Entries of transcribed document text:
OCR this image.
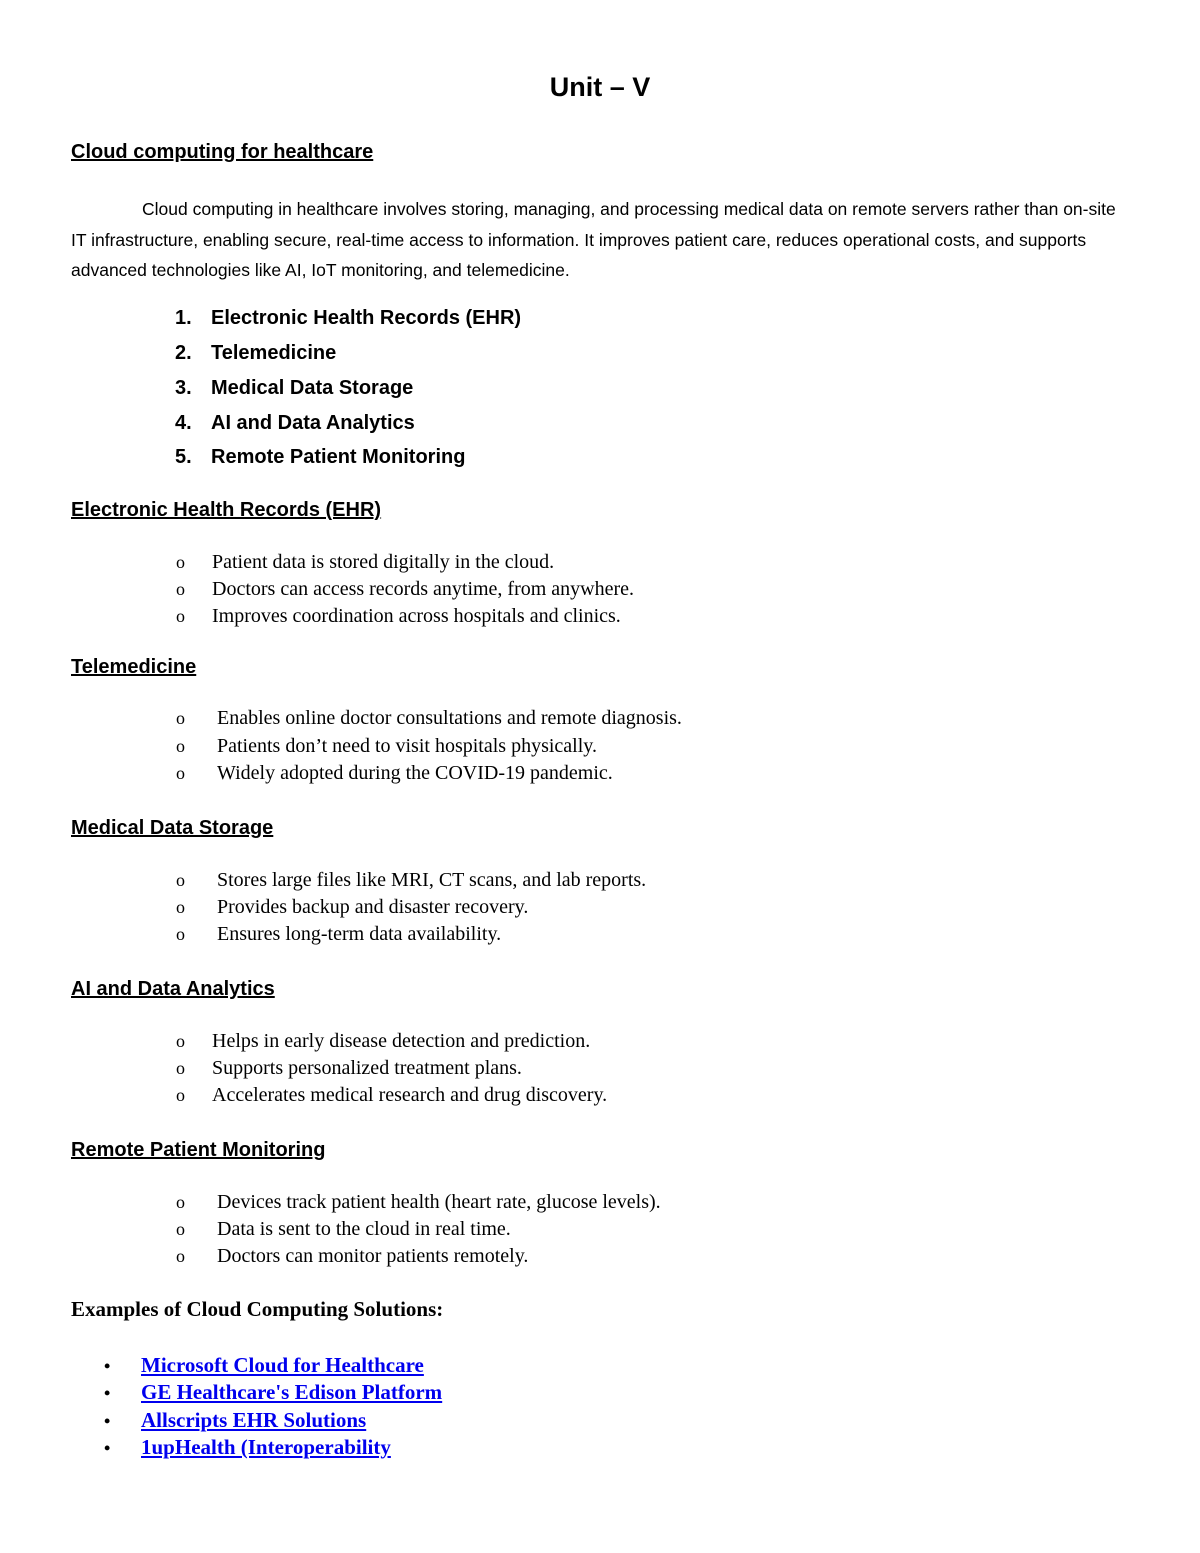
Unit – V
Cloud computing for healthcare
Cloud computing in healthcare involves storing, managing, and processing medical data on remote servers rather than on-site IT infrastructure, enabling secure, real-time access to information. It improves patient care, reduces operational costs, and supports advanced technologies like AI, IoT monitoring, and telemedicine.
1. Electronic Health Records (EHR)
2. Telemedicine
3. Medical Data Storage
4. AI and Data Analytics
5. Remote Patient Monitoring
Electronic Health Records (EHR)
o Patient data is stored digitally in the cloud.
o Doctors can access records anytime, from anywhere.
o Improves coordination across hospitals and clinics.
Telemedicine
o Enables online doctor consultations and remote diagnosis.
o Patients don’t need to visit hospitals physically.
o Widely adopted during the COVID-19 pandemic.
Medical Data Storage
o Stores large files like MRI, CT scans, and lab reports.
o Provides backup and disaster recovery.
o Ensures long-term data availability.
AI and Data Analytics
o Helps in early disease detection and prediction.
o Supports personalized treatment plans.
o Accelerates medical research and drug discovery.
Remote Patient Monitoring
o Devices track patient health (heart rate, glucose levels).
o Data is sent to the cloud in real time.
o Doctors can monitor patients remotely.
Examples of Cloud Computing Solutions:
• Microsoft Cloud for Healthcare
• GE Healthcare's Edison Platform
• Allscripts EHR Solutions
• 1upHealth (Interoperability
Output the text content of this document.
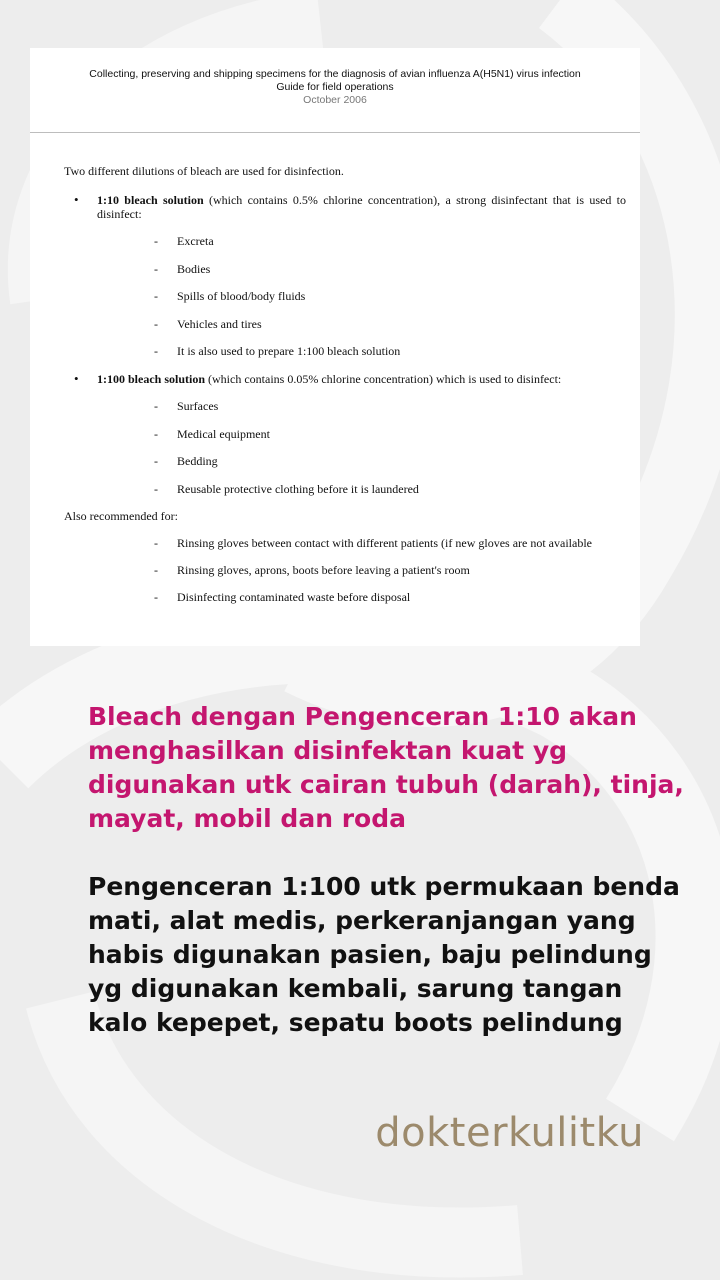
Collecting, preserving and shipping specimens for the diagnosis of avian influenza A(H5N1) virus infection
Guide for field operations
October 2006

Two different dilutions of bleach are used for disinfection.

• 1:10 bleach solution (which contains 0.5% chlorine concentration), a strong disinfectant that is used to disinfect:
- Excreta
- Bodies
- Spills of blood/body fluids
- Vehicles and tires
- It is also used to prepare 1:100 bleach solution
• 1:100 bleach solution (which contains 0.05% chlorine concentration) which is used to disinfect:
- Surfaces
- Medical equipment
- Bedding
- Reusable protective clothing before it is laundered

Also recommended for:

- Rinsing gloves between contact with different patients (if new gloves are not available
- Rinsing gloves, aprons, boots before leaving a patient's room
- Disinfecting contaminated waste before disposal

Bleach dengan Pengenceran 1:10 akan menghasilkan disinfektan kuat yg digunakan utk cairan tubuh (darah), tinja, mayat, mobil dan roda

Pengenceran 1:100 utk permukaan benda mati, alat medis, perkeranjangan yang habis digunakan pasien, baju pelindung yg digunakan kembali, sarung tangan kalo kepepet, sepatu boots pelindung

dokterkulitku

■ THE TASK
Make a word-for-word copy of the entries, without any pictures.

■ ANSWER AREA
OCR this image.
Unit – V
Cloud computing for healthcare
Cloud computing in healthcare involves storing, managing, and processing medical data on remote servers rather than on-site IT infrastructure, enabling secure, real-time access to information. It improves patient care, reduces operational costs, and supports advanced technologies like AI, IoT monitoring, and telemedicine.
1. Electronic Health Records (EHR)
2. Telemedicine
3. Medical Data Storage
4. AI and Data Analytics
5. Remote Patient Monitoring
Electronic Health Records (EHR)
o Patient data is stored digitally in the cloud.
o Doctors can access records anytime, from anywhere.
o Improves coordination across hospitals and clinics.
Telemedicine
o Enables online doctor consultations and remote diagnosis.
o Patients don’t need to visit hospitals physically.
o Widely adopted during the COVID-19 pandemic.
Medical Data Storage
o Stores large files like MRI, CT scans, and lab reports.
o Provides backup and disaster recovery.
o Ensures long-term data availability.
AI and Data Analytics
o Helps in early disease detection and prediction.
o Supports personalized treatment plans.
o Accelerates medical research and drug discovery.
Remote Patient Monitoring
o Devices track patient health (heart rate, glucose levels).
o Data is sent to the cloud in real time.
o Doctors can monitor patients remotely.
Examples of Cloud Computing Solutions:
• Microsoft Cloud for Healthcare
• GE Healthcare's Edison Platform
• Allscripts EHR Solutions
• 1upHealth (Interoperability
Output the text content of this document.
Collecting, preserving and shipping specimens for the diagnosis of avian influenza A(H5N1) virus infection
Guide for field operations
October 2006

Two different dilutions of bleach are used for disinfection.

• 1:10 bleach solution (which contains 0.5% chlorine concentration), a strong disinfectant that is used to disinfect:
- Excreta
- Bodies
- Spills of blood/body fluids
- Vehicles and tires
- It is also used to prepare 1:100 bleach solution
• 1:100 bleach solution (which contains 0.05% chlorine concentration) which is used to disinfect:
- Surfaces
- Medical equipment
- Bedding
- Reusable protective clothing before it is laundered

Also recommended for:

- Rinsing gloves between contact with different patients (if new gloves are not available
- Rinsing gloves, aprons, boots before leaving a patient's room
- Disinfecting contaminated waste before disposal

Bleach dengan Pengenceran 1:10 akan menghasilkan disinfektan kuat yg digunakan utk cairan tubuh (darah), tinja, mayat, mobil dan roda

Pengenceran 1:100 utk permukaan benda mati, alat medis, perkeranjangan yang habis digunakan pasien, baju pelindung yg digunakan kembali, sarung tangan kalo kepepet, sepatu boots pelindung

dokterkulitku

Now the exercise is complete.